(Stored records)
┌────────
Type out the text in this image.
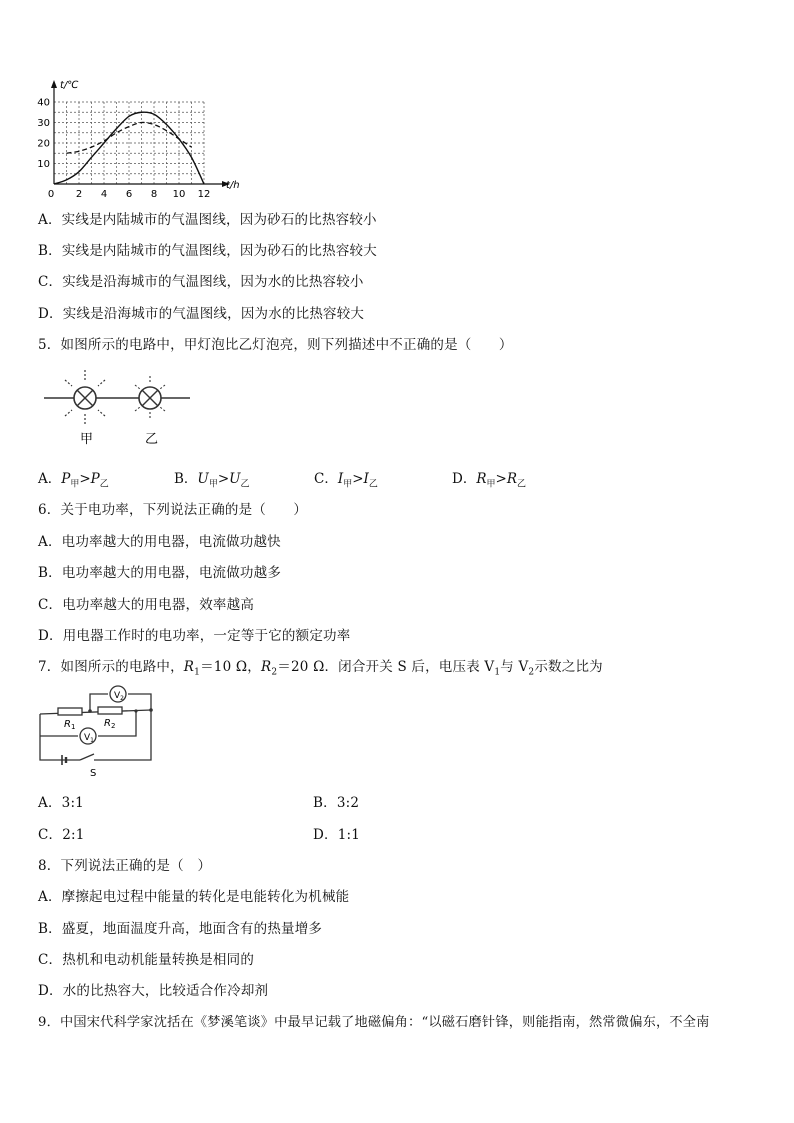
0 2 4 6 8 10 12
10
20
30
40
t/℃
t/h
A．实线是内陆城市的气温图线，因为砂石的比热容较小
B．实线是内陆城市的气温图线，因为砂石的比热容较大
C．实线是沿海城市的气温图线，因为水的比热容较小
D．实线是沿海城市的气温图线，因为水的比热容较大
5．如图所示的电路中，甲灯泡比乙灯泡亮，则下列描述中不正确的是（　　）
甲	乙
A．$P_甲>P_乙$	B．$U_甲>U_乙$	C．$I_甲>I_乙$	D．$R_甲>R_乙$
6．关于电功率，下列说法正确的是（　　）
A．电功率越大的用电器，电流做功越快
B．电功率越大的用电器，电流做功越多
C．电功率越大的用电器，效率越高
D．用电器工作时的电功率，一定等于它的额定功率
7．如图所示的电路中，$R_1=10$ Ω，$R_2=20$ Ω．闭合开关 S 后，电压表 $V_1$与 $V_2$示数之比为
$V_2$
$V_1$
$R_1$	$R_2$
S
A．3:1	B．3:2
C．2:1	D．1:1
8．下列说法正确的是（　）
A．摩擦起电过程中能量的转化是电能转化为机械能
B．盛夏，地面温度升高，地面含有的热量增多
C．热机和电动机能量转换是相同的
D．水的比热容大，比较适合作冷却剂
9．中国宋代科学家沈括在《梦溪笔谈》中最早记载了地磁偏角：“以磁石磨针锋，则能指南，然常微偏东，不全南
└────────
* [TASK REQUIREMENTS]:
Go through the material line by line. Show each line that contains the string "实线是内陆城市的气温图线".

* [THE OUTPUT]:
A．实线是内陆城市的气温图线，因为砂石的比热容较小
B．实线是内陆城市的气温图线，因为砂石的比热容较大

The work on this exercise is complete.